***** Data entries *****
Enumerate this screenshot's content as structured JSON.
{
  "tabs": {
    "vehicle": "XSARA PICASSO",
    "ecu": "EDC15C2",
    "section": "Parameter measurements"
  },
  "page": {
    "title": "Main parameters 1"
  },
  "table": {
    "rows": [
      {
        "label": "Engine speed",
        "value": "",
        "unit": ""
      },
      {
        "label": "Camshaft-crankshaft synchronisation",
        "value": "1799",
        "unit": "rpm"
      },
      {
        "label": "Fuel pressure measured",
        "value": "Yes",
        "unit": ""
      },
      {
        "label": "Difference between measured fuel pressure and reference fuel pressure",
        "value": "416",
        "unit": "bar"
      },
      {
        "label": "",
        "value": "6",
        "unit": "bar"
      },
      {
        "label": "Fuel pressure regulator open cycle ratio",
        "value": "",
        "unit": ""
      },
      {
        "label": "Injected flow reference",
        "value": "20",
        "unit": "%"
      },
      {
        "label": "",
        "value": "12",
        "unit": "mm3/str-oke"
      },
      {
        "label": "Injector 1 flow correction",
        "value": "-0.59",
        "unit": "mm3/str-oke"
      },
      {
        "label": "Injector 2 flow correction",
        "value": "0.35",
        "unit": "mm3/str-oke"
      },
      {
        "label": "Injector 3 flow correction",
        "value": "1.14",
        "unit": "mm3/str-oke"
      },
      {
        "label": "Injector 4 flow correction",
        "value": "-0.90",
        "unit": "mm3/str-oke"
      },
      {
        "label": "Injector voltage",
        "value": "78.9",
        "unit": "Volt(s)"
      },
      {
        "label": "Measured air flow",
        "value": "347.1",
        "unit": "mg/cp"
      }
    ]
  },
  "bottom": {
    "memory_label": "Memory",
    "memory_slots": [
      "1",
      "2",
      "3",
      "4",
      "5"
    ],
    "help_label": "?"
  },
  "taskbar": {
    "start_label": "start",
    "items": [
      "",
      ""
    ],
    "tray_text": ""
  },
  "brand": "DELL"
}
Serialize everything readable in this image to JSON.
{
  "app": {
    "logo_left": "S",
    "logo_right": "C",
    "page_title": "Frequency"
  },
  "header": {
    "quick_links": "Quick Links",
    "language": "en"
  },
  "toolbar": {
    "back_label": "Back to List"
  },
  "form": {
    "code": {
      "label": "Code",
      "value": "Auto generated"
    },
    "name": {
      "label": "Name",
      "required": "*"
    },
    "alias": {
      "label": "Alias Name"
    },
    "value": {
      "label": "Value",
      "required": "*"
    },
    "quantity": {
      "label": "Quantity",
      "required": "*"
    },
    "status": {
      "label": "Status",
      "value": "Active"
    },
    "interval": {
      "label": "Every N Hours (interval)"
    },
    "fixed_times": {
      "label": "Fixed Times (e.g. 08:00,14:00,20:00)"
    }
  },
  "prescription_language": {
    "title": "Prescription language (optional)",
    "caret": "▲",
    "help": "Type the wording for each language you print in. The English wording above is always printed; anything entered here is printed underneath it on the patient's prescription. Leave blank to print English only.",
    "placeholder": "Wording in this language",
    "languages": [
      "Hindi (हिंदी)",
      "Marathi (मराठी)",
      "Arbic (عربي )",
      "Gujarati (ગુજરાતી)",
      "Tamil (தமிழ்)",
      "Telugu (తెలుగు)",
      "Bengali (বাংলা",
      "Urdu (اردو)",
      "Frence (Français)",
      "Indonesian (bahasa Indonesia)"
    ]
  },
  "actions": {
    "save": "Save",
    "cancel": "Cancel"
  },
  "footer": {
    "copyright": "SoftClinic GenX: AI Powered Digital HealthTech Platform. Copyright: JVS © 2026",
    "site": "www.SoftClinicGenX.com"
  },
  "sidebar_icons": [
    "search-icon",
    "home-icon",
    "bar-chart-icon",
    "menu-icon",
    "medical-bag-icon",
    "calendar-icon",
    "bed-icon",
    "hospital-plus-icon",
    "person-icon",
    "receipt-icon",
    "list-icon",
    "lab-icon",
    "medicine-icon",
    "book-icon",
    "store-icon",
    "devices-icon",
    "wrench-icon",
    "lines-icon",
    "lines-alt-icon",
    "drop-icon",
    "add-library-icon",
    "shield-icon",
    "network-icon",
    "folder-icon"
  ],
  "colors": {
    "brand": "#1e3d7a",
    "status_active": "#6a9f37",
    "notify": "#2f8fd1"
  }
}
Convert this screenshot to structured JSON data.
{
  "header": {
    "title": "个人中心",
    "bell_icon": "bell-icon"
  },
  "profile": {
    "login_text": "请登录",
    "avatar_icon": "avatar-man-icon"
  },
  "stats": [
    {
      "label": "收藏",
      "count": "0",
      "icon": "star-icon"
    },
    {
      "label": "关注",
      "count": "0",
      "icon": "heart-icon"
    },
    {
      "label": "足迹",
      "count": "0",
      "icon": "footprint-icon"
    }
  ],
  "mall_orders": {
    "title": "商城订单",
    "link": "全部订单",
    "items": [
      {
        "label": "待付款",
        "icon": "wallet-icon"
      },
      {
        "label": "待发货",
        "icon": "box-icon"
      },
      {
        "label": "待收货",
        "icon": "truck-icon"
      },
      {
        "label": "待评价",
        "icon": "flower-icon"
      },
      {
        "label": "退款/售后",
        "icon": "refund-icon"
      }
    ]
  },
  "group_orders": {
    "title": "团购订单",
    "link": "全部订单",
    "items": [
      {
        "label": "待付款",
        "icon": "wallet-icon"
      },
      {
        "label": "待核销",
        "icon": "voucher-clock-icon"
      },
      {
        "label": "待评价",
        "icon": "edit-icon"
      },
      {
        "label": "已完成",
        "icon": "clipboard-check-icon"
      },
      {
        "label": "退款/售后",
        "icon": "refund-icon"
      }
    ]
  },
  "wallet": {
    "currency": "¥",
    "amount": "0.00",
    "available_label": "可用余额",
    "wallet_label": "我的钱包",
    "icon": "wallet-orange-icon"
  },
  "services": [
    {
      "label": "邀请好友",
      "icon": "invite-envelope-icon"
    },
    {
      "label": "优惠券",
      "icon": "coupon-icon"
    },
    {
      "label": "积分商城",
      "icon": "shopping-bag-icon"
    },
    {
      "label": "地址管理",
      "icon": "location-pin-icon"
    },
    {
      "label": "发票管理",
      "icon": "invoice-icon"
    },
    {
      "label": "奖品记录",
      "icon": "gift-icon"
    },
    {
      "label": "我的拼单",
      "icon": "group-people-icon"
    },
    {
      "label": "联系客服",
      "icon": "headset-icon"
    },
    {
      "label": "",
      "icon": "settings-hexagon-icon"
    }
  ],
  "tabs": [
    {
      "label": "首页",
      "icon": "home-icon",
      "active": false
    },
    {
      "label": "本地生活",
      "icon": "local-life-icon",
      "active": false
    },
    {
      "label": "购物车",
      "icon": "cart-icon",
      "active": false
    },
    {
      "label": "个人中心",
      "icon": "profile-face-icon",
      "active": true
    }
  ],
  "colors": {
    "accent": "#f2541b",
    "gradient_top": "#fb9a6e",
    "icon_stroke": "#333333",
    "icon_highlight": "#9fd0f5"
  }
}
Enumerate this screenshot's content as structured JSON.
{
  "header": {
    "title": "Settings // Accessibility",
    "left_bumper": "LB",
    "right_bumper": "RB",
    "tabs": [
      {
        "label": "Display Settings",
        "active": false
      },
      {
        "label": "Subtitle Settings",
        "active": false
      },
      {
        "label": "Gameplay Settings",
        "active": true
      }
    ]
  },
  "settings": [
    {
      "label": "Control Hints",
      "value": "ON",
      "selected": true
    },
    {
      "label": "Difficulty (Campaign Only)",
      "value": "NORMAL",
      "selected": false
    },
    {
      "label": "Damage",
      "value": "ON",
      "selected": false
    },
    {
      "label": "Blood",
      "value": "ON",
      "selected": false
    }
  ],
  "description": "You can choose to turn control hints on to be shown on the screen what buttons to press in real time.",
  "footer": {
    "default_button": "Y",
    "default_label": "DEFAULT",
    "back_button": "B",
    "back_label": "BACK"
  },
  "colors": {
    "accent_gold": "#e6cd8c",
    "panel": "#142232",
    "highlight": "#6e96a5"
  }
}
*****
Exercise aim
From the listing, tally every line with the word "pressure" in it and give only the tally.

Solved exercise
3